_WHAT YOU HAVE TO DO_. Restate the records that follow word for word; no pictures should appear.

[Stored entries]
+===+
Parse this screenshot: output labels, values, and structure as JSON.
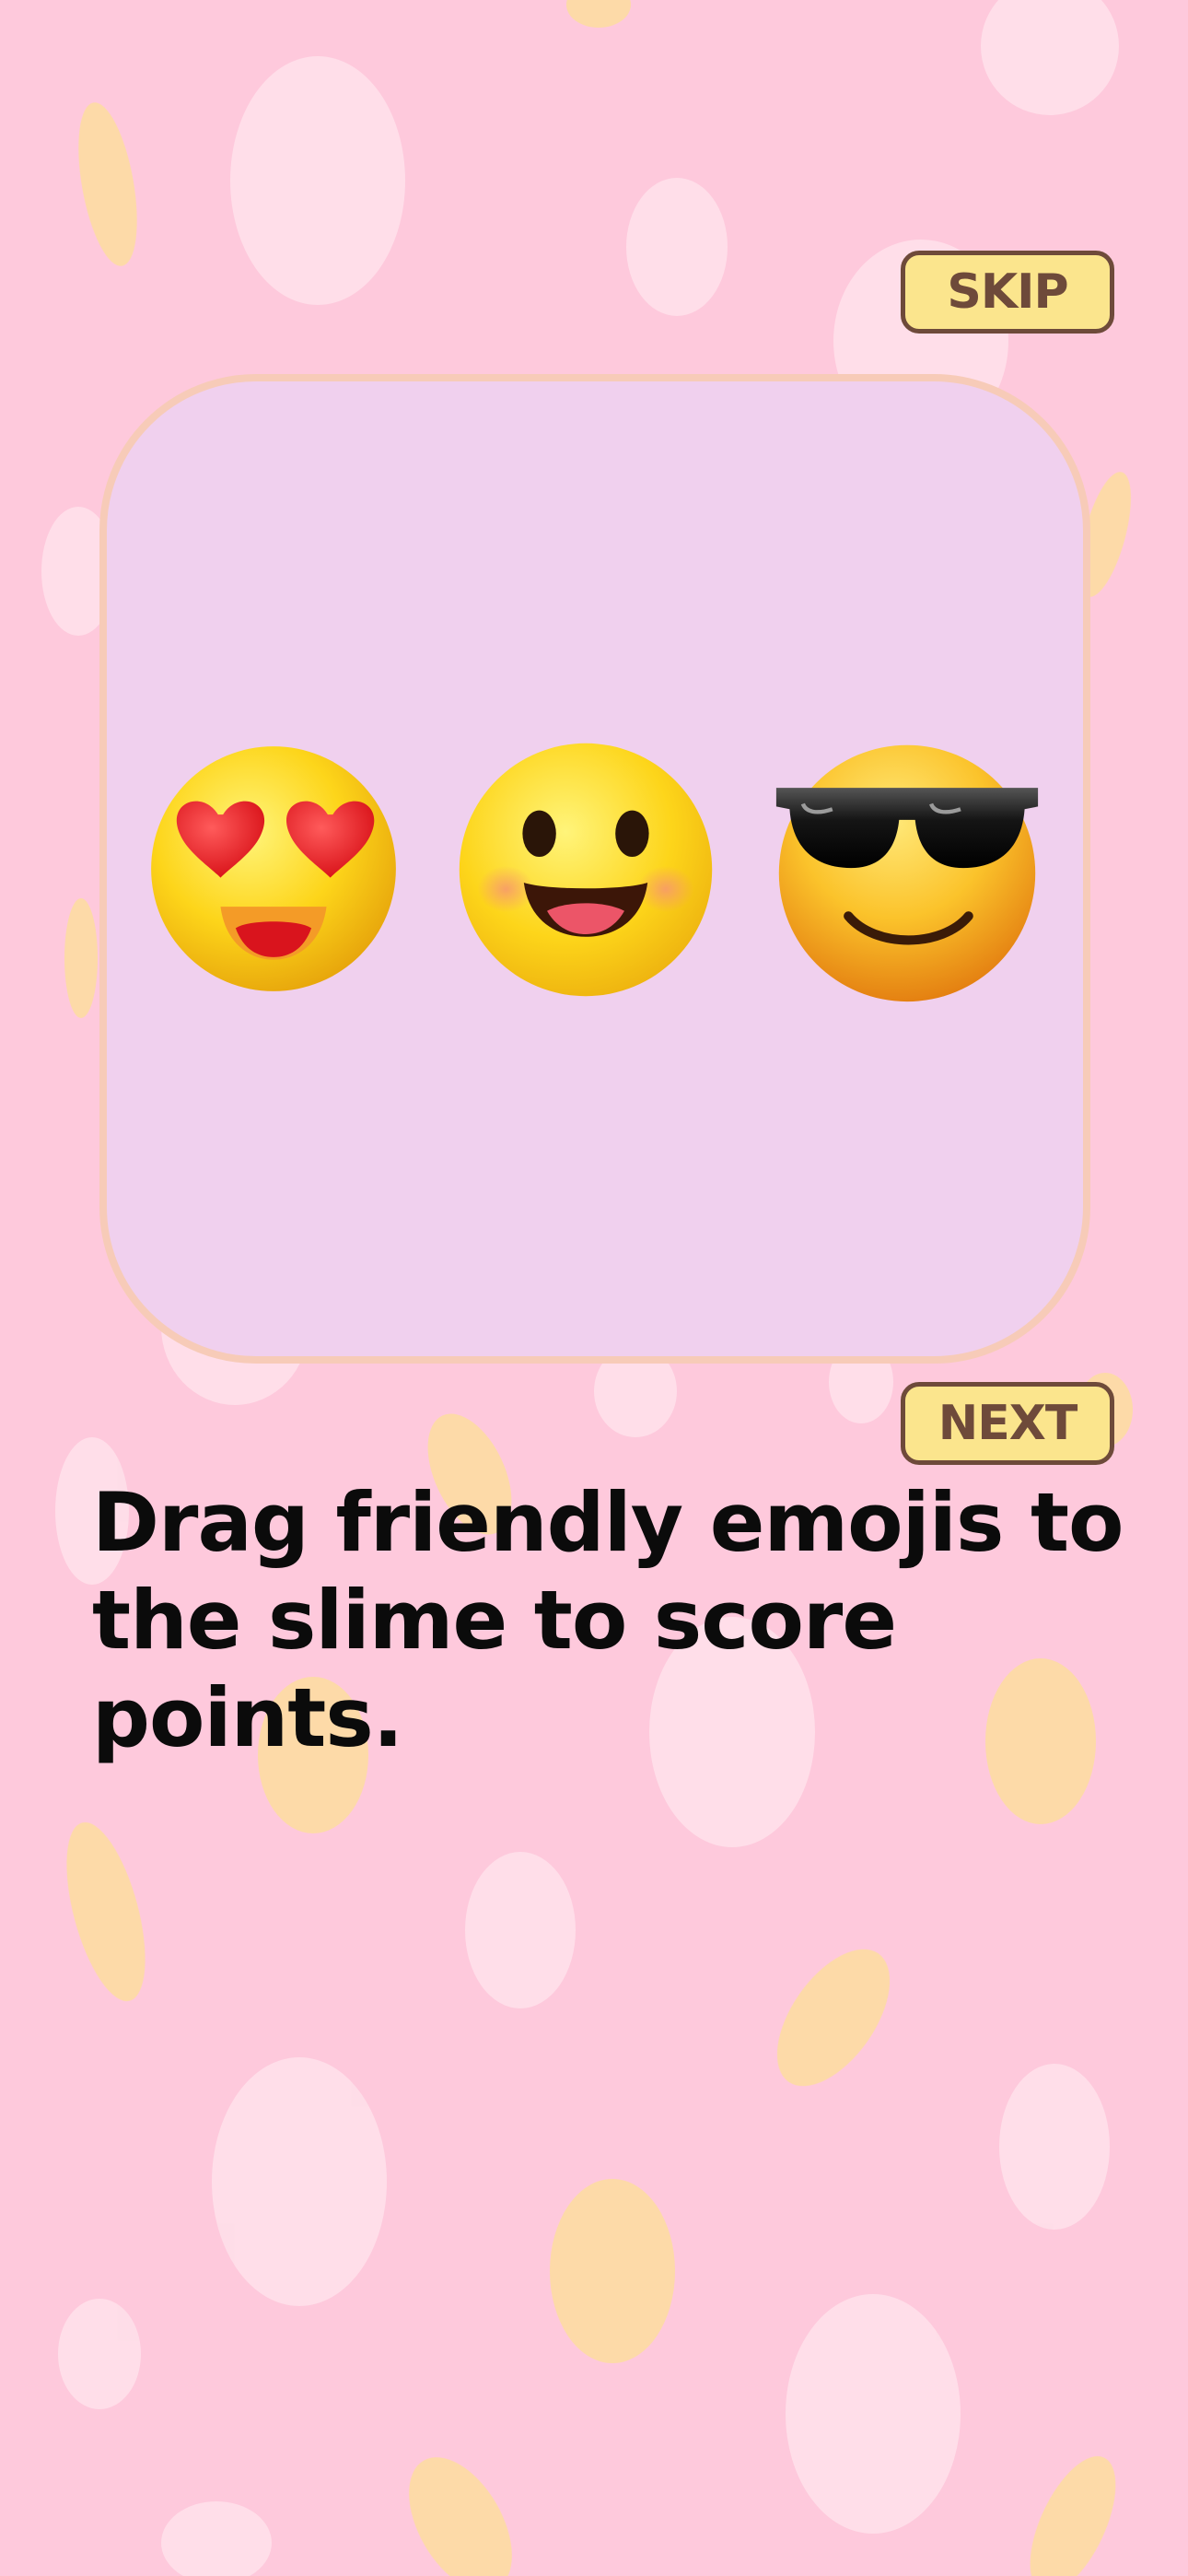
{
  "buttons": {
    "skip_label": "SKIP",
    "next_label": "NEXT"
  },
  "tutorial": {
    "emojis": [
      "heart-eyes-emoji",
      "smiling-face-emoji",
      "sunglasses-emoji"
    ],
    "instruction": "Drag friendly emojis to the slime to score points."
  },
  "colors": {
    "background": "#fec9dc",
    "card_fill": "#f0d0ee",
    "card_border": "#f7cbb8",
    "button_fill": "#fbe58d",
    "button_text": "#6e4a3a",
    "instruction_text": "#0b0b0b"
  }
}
+===+
_THE RESPONSE_.
Parse this screenshot: output labels, values, and structure as JSON.
{
  "buttons": {
    "skip_label": "SKIP",
    "next_label": "NEXT"
  },
  "tutorial": {
    "emojis": [
      "heart-eyes-emoji",
      "smiling-face-emoji",
      "sunglasses-emoji"
    ],
    "instruction": "Drag friendly emojis to the slime to score points."
  },
  "colors": {
    "background": "#fec9dc",
    "card_fill": "#f0d0ee",
    "card_border": "#f7cbb8",
    "button_fill": "#fbe58d",
    "button_text": "#6e4a3a",
    "instruction_text": "#0b0b0b"
  }
}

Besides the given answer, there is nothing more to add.